• [EXERCISE GOAL]: Write out the part of the text on Gaussian guidance loss and training, starting at "Intuitive explanation: If" and ending at "Loss + Volume rendering)".

• [EXTRACT]:
>>>
The standard deviation is positively correlated with the grid resolution and decays from \(50\times\) of the grid cell size to \(5\times\) during training to ensure smooth early convergence. The core mechanism is to reuse the hash table as an indexing structure, avoiding extra nearest neighbor searches.

  1. Guidance Loss: Inspired by the EM algorithm, a guidance loss based on KL divergence is designed to move Gaussian points toward the surface. For a sampled point \(\mathbf{x}\) along a ray, the nearest Gaussian is found (E-step), and then the KL divergence between the PDF of this Gaussian and the NeRF integration weight \(W(\mathbf{x}) = T(\mathbf{x}) \cdot \tau(\mathbf{x})\) is minimized (M-step):
\[\mathcal{L}_{\text{guide}}^l(\mathbf{x}) = W(\mathbf{x}) \cdot \min_{k,v}\left(-\log(\alpha_{v,l}) + \frac{\|\mathbf{x} - \boldsymbol{\mu}_{k,v,l}\|_2^2}{2\sigma_{k,v,l}^2}\right)\]

Intuitive explanation: If \(W(\mathbf{x}) \approx 1\) (i.e., the point is on the surface), the mean of one Gaussian should be close to \(\mathbf{x}\). Essentially, it acts as a one-way Chamfer distance between surface points and Gaussian points.

Loss & Training

The total loss is a weighted sum of three terms:

\[\mathcal{L} = \mathcal{L}_{\text{recon}} + \lambda_{\text{dist}} \mathcal{L}_{\text{dist}} + \lambda_{\text{guide}} \mathcal{L}_{\text{guide}}\]
  • \(\mathcal{L}_{\text{recon}}\): Pixel reconstruction loss (Huber Loss + Volume rendering)
  • \(\mathcal{L}_{\text{dist}}\): Distortion loss, promoting clear surfaces within the volume
  • \(\mathcal{L}_{\text{guide}}\): Guidance loss, with \(\lambda_{\text{guide}} = 0.1\) and a warm-up schedule

Training uses Adam with lr=\(10^{-2}\) for parameters, lr=\(10^{-3}\) for Gaussian positions, for 20K iterations. The standard deviation of the Gaussians decays exponentially during training.

Key Experimental Results

Main Results - NeRF Synthetic Dataset (Novel View Synthesis)
<<<
• [DATA LISTING]:
>>>
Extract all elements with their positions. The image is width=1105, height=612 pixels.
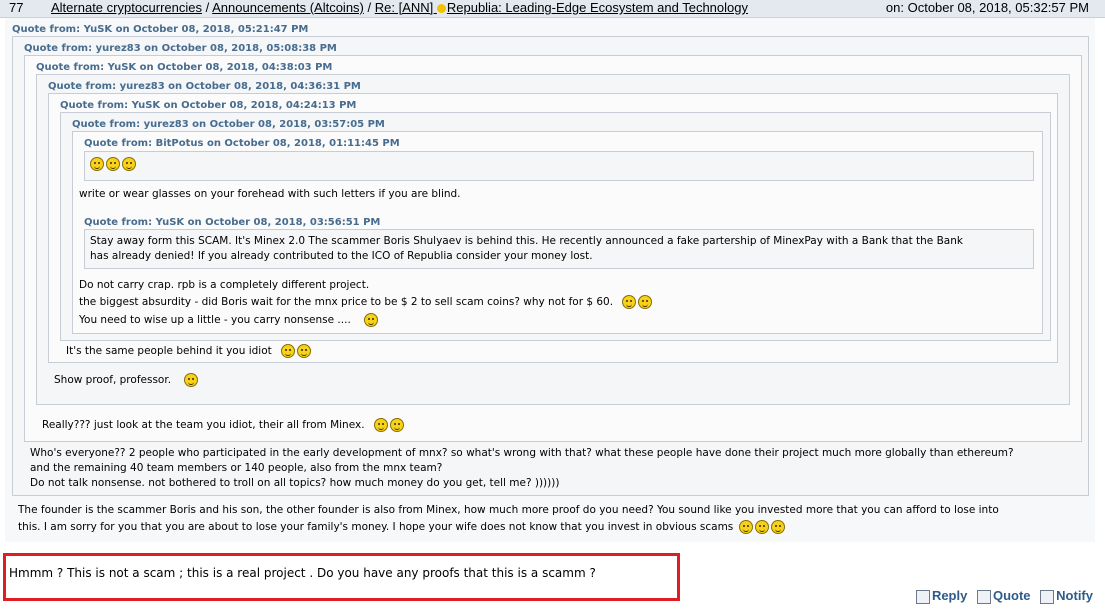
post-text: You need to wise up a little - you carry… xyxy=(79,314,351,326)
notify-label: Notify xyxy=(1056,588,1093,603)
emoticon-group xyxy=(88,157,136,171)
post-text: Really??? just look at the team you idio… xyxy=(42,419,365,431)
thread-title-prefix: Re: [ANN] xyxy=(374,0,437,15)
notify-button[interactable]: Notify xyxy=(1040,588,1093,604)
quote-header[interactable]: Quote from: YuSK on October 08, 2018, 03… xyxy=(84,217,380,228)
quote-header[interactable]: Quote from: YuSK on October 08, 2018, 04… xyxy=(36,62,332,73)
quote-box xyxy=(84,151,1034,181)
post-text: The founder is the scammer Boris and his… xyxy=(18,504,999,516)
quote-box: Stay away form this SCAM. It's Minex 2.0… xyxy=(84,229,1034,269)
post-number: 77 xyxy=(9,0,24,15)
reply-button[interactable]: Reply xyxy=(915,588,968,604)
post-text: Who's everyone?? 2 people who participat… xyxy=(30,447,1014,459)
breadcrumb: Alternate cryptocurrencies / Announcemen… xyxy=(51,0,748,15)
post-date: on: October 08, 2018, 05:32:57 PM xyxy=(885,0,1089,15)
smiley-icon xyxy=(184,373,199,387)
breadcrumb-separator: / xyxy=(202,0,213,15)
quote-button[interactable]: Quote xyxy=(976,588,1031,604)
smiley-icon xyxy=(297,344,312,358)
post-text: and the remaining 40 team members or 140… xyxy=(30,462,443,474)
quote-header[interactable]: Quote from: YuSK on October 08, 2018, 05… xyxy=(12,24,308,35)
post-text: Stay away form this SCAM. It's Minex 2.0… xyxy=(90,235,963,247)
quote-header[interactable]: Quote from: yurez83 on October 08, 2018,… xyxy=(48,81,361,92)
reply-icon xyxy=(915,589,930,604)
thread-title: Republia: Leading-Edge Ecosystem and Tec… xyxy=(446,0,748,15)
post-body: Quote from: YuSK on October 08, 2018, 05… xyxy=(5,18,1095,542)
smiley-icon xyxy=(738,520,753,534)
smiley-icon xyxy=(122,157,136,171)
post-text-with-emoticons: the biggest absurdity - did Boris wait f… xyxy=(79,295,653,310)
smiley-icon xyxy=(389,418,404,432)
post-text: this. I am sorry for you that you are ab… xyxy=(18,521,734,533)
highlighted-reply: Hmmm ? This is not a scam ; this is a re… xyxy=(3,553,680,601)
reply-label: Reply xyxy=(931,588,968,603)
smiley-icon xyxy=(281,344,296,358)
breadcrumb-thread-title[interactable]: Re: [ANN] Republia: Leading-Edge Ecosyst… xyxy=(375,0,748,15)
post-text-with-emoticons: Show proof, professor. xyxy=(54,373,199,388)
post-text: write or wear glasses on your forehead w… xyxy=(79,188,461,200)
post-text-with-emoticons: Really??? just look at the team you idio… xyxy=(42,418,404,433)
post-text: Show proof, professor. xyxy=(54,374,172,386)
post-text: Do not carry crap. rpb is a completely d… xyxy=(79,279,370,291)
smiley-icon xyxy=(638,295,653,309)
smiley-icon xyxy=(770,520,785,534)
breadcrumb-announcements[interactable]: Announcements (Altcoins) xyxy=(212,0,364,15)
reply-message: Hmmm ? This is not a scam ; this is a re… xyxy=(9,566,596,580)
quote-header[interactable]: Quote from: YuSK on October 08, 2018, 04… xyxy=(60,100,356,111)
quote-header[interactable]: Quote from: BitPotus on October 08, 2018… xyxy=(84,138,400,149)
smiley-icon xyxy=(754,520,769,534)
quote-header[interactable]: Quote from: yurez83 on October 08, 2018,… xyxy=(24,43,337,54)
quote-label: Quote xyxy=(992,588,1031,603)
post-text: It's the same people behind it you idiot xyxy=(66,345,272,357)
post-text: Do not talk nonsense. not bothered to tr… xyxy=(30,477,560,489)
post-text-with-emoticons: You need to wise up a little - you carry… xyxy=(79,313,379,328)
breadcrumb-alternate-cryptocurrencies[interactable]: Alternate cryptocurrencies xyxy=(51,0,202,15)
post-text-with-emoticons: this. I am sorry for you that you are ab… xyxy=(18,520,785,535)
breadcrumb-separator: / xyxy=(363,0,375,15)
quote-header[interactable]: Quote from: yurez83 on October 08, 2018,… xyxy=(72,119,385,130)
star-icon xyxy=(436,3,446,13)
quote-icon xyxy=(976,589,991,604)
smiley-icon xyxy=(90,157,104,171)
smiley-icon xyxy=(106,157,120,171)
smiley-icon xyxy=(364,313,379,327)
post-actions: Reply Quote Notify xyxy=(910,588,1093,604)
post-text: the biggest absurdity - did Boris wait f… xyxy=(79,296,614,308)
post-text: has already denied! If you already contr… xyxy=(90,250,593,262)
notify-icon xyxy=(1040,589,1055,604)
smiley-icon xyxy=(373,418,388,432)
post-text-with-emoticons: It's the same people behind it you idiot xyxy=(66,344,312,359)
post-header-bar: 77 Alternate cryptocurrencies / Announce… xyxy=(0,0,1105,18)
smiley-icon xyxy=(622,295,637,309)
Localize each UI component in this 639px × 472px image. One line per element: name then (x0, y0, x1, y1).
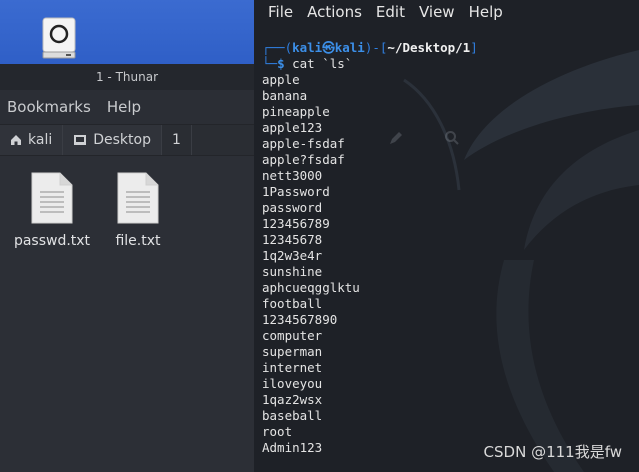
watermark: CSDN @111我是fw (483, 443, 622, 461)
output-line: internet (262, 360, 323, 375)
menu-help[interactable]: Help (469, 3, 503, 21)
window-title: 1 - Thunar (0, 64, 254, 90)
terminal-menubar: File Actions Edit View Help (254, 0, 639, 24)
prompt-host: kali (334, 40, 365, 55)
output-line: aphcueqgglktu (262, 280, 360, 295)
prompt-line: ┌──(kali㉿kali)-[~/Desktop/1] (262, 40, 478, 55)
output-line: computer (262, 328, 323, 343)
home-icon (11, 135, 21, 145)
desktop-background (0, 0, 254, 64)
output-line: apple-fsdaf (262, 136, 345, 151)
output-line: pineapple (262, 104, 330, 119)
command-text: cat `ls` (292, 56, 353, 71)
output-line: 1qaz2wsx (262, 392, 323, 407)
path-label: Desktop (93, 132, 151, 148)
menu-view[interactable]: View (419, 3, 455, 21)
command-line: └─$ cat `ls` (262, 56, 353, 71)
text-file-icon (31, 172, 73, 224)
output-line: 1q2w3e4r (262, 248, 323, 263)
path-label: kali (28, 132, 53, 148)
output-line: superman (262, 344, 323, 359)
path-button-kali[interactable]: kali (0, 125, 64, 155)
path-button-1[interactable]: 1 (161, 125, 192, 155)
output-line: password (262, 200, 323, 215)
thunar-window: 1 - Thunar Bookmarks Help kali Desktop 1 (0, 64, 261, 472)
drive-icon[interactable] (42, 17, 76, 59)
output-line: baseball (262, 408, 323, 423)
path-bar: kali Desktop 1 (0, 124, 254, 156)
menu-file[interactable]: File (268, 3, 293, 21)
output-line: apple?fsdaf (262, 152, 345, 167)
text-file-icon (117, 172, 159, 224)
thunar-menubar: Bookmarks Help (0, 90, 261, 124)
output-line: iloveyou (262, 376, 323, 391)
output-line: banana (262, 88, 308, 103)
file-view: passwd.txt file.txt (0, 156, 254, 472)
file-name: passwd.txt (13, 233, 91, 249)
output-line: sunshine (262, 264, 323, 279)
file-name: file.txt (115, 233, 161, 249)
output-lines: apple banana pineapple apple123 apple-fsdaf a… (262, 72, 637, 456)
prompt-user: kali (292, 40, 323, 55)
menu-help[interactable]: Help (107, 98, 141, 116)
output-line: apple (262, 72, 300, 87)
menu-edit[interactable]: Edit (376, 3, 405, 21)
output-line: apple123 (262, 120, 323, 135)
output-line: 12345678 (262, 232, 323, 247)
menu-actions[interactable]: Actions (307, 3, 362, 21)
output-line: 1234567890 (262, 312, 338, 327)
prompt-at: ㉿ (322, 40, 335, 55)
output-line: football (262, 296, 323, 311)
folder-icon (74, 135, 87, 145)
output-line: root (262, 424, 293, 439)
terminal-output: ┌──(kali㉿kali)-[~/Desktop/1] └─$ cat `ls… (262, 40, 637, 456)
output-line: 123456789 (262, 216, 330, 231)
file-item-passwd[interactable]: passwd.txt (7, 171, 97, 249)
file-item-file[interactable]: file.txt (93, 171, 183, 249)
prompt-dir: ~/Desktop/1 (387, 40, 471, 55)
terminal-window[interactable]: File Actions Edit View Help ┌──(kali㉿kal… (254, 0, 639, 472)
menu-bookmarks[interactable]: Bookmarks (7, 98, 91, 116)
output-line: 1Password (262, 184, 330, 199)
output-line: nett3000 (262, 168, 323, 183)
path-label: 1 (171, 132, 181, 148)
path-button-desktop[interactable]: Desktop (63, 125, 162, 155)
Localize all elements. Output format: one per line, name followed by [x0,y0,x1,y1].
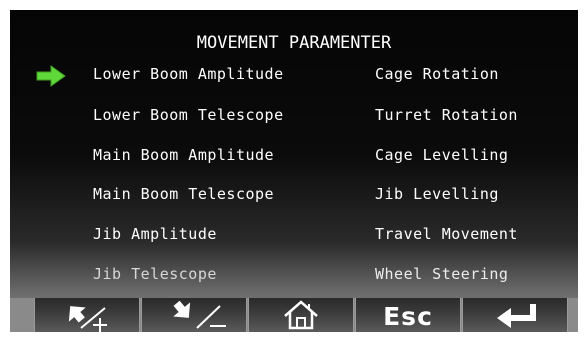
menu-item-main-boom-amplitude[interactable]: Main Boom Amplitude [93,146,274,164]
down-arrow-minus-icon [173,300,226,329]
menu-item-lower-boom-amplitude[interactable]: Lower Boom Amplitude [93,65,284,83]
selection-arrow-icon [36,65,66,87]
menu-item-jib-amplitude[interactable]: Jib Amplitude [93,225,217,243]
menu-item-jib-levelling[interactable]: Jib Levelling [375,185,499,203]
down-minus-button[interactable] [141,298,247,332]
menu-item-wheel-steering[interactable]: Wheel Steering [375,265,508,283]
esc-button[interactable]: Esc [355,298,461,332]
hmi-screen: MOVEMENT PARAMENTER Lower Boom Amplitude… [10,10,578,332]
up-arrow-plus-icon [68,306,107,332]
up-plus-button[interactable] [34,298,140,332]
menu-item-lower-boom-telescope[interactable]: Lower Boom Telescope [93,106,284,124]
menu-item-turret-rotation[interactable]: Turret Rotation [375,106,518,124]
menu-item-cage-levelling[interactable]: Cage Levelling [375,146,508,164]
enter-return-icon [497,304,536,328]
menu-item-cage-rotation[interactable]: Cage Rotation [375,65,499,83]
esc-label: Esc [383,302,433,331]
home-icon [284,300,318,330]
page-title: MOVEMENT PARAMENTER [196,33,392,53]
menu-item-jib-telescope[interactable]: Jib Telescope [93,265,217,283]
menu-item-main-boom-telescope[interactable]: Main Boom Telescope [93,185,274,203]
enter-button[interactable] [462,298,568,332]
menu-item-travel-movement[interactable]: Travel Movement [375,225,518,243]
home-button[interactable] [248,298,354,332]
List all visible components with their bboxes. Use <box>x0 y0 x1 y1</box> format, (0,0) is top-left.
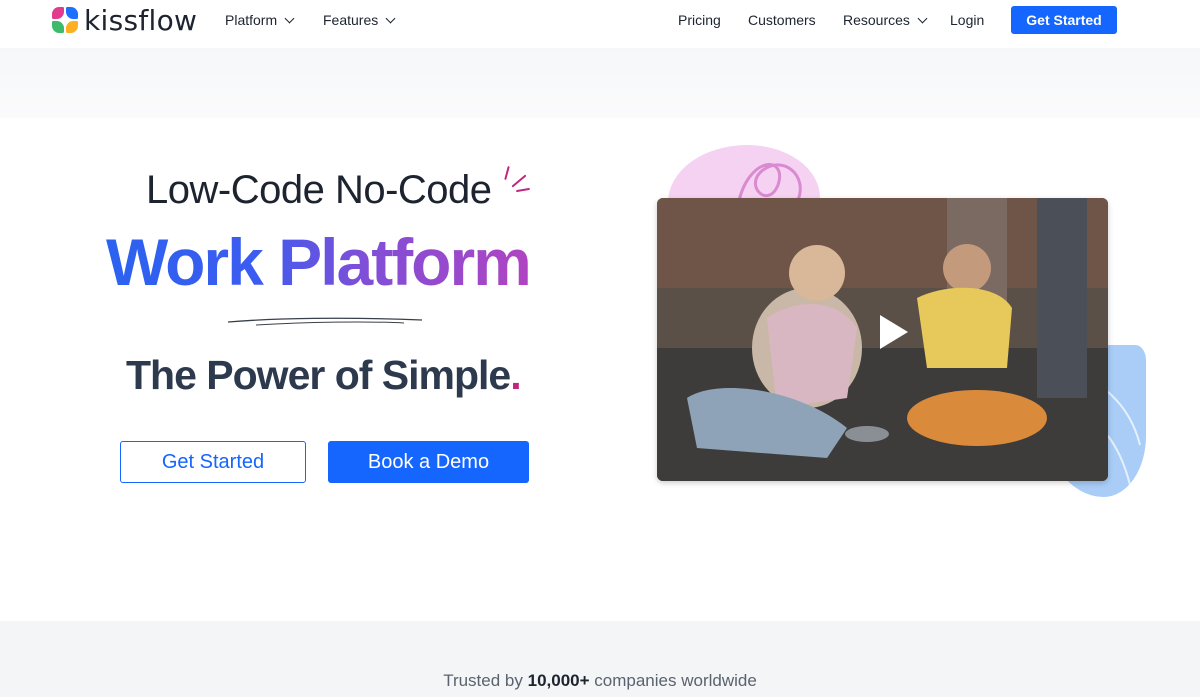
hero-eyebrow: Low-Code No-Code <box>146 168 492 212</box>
<<<
• [OUTPUT]:
Intuitive explanation: If \(W(\mathbf{x}) \approx 1\) (i.e., the point is on the surface), the mean of one Gaussian should be close to \(\mathbf{x}\). Essentially, it acts as a one-way Chamfer distance between surface points and Gaussian points.

Loss & Training

The total loss is a weighted sum of three terms:

\[\mathcal{L} = \mathcal{L}_{\text{recon}} + \lambda_{\text{dist}} \mathcal{L}_{\text{dist}} + \lambda_{\text{guide}} \mathcal{L}_{\text{guide}}\]
  • \(\mathcal{L}_{\text{recon}}\): Pixel reconstruction loss (Huber Loss + Volume rendering)